▶ [What the task requires]:
Output every line of the material exactly, omitting images.

(Stored entries)

----

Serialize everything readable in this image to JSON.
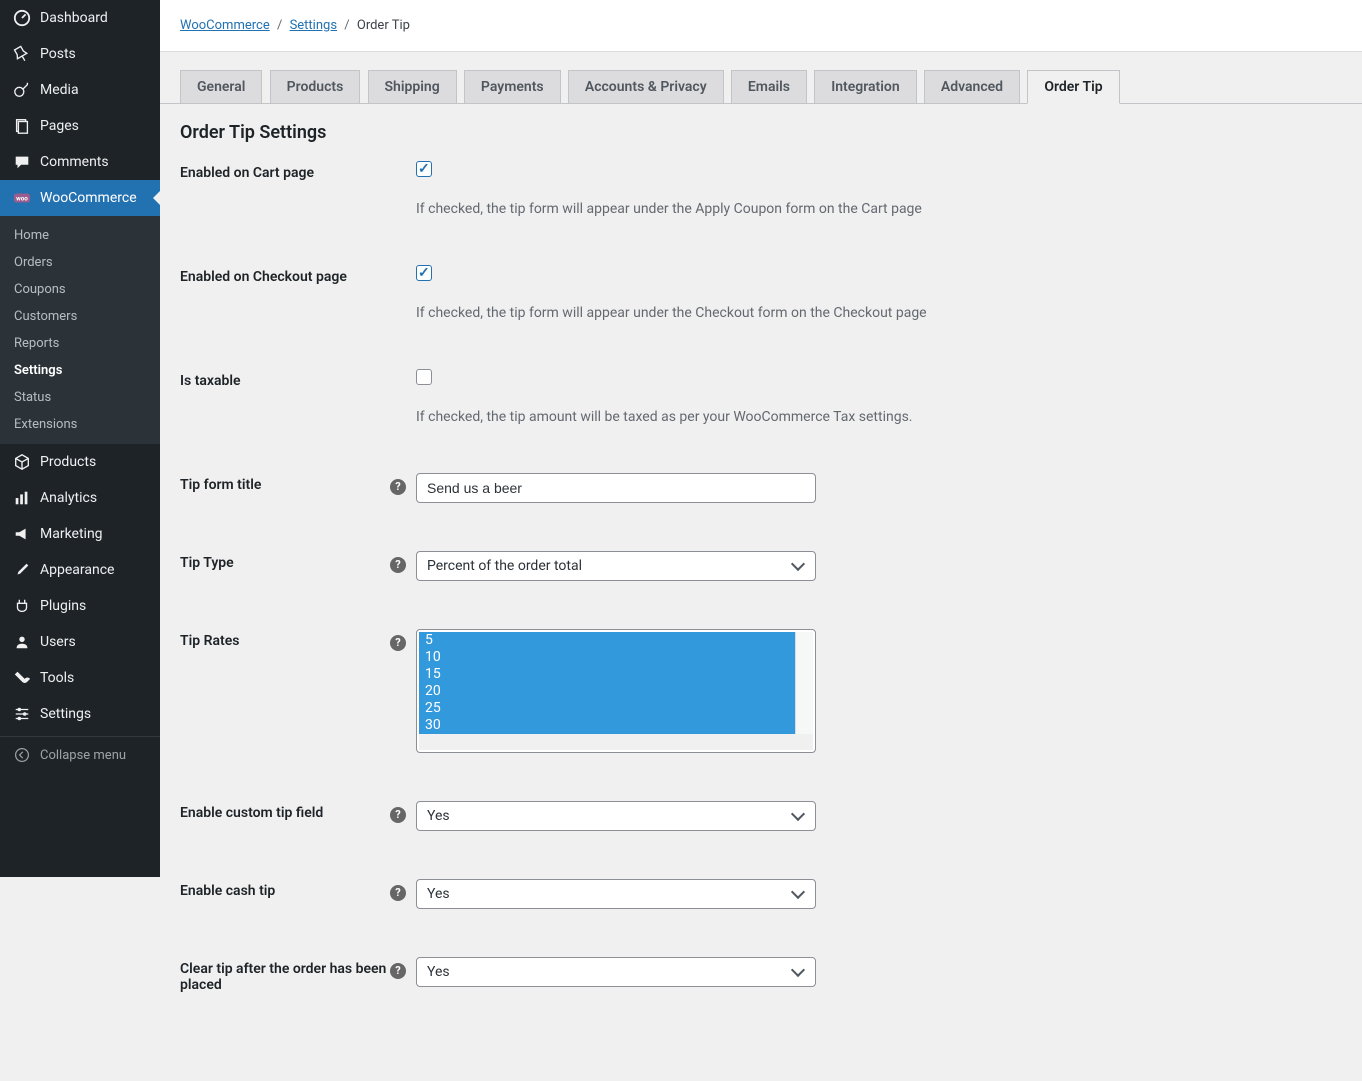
{
  "sidebar": {
    "items": [
      {
        "label": "Dashboard"
      },
      {
        "label": "Posts"
      },
      {
        "label": "Media"
      },
      {
        "label": "Pages"
      },
      {
        "label": "Comments"
      },
      {
        "label": "WooCommerce"
      },
      {
        "label": "Products"
      },
      {
        "label": "Analytics"
      },
      {
        "label": "Marketing"
      },
      {
        "label": "Appearance"
      },
      {
        "label": "Plugins"
      },
      {
        "label": "Users"
      },
      {
        "label": "Tools"
      },
      {
        "label": "Settings"
      }
    ],
    "submenu": [
      "Home",
      "Orders",
      "Coupons",
      "Customers",
      "Reports",
      "Settings",
      "Status",
      "Extensions"
    ],
    "collapse": "Collapse menu"
  },
  "breadcrumb": {
    "woocommerce": "WooCommerce",
    "settings": "Settings",
    "current": "Order Tip"
  },
  "tabs": [
    "General",
    "Products",
    "Shipping",
    "Payments",
    "Accounts & Privacy",
    "Emails",
    "Integration",
    "Advanced",
    "Order Tip"
  ],
  "page": {
    "title": "Order Tip Settings"
  },
  "fields": {
    "enabled_cart": {
      "label": "Enabled on Cart page",
      "desc": "If checked, the tip form will appear under the Apply Coupon form on the Cart page",
      "checked": true
    },
    "enabled_checkout": {
      "label": "Enabled on Checkout page",
      "desc": "If checked, the tip form will appear under the Checkout form on the Checkout page",
      "checked": true
    },
    "is_taxable": {
      "label": "Is taxable",
      "desc": "If checked, the tip amount will be taxed as per your WooCommerce Tax settings.",
      "checked": false
    },
    "tip_title": {
      "label": "Tip form title",
      "value": "Send us a beer"
    },
    "tip_type": {
      "label": "Tip Type",
      "value": "Percent of the order total"
    },
    "tip_rates": {
      "label": "Tip Rates",
      "options": [
        "5",
        "10",
        "15",
        "20",
        "25",
        "30"
      ]
    },
    "enable_custom": {
      "label": "Enable custom tip field",
      "value": "Yes"
    },
    "enable_cash": {
      "label": "Enable cash tip",
      "value": "Yes"
    },
    "clear_tip": {
      "label": "Clear tip after the order has been placed",
      "value": "Yes"
    }
  }
}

----

▶ [Solution to this task]:
Serialize everything readable in this image to JSON.
{
  "sidebar": {
    "items": [
      {
        "label": "Dashboard"
      },
      {
        "label": "Posts"
      },
      {
        "label": "Media"
      },
      {
        "label": "Pages"
      },
      {
        "label": "Comments"
      },
      {
        "label": "WooCommerce"
      },
      {
        "label": "Products"
      },
      {
        "label": "Analytics"
      },
      {
        "label": "Marketing"
      },
      {
        "label": "Appearance"
      },
      {
        "label": "Plugins"
      },
      {
        "label": "Users"
      },
      {
        "label": "Tools"
      },
      {
        "label": "Settings"
      }
    ],
    "submenu": [
      "Home",
      "Orders",
      "Coupons",
      "Customers",
      "Reports",
      "Settings",
      "Status",
      "Extensions"
    ],
    "collapse": "Collapse menu"
  },
  "breadcrumb": {
    "woocommerce": "WooCommerce",
    "settings": "Settings",
    "current": "Order Tip"
  },
  "tabs": [
    "General",
    "Products",
    "Shipping",
    "Payments",
    "Accounts & Privacy",
    "Emails",
    "Integration",
    "Advanced",
    "Order Tip"
  ],
  "page": {
    "title": "Order Tip Settings"
  },
  "fields": {
    "enabled_cart": {
      "label": "Enabled on Cart page",
      "desc": "If checked, the tip form will appear under the Apply Coupon form on the Cart page",
      "checked": true
    },
    "enabled_checkout": {
      "label": "Enabled on Checkout page",
      "desc": "If checked, the tip form will appear under the Checkout form on the Checkout page",
      "checked": true
    },
    "is_taxable": {
      "label": "Is taxable",
      "desc": "If checked, the tip amount will be taxed as per your WooCommerce Tax settings.",
      "checked": false
    },
    "tip_title": {
      "label": "Tip form title",
      "value": "Send us a beer"
    },
    "tip_type": {
      "label": "Tip Type",
      "value": "Percent of the order total"
    },
    "tip_rates": {
      "label": "Tip Rates",
      "options": [
        "5",
        "10",
        "15",
        "20",
        "25",
        "30"
      ]
    },
    "enable_custom": {
      "label": "Enable custom tip field",
      "value": "Yes"
    },
    "enable_cash": {
      "label": "Enable cash tip",
      "value": "Yes"
    },
    "clear_tip": {
      "label": "Clear tip after the order has been placed",
      "value": "Yes"
    }
  }
}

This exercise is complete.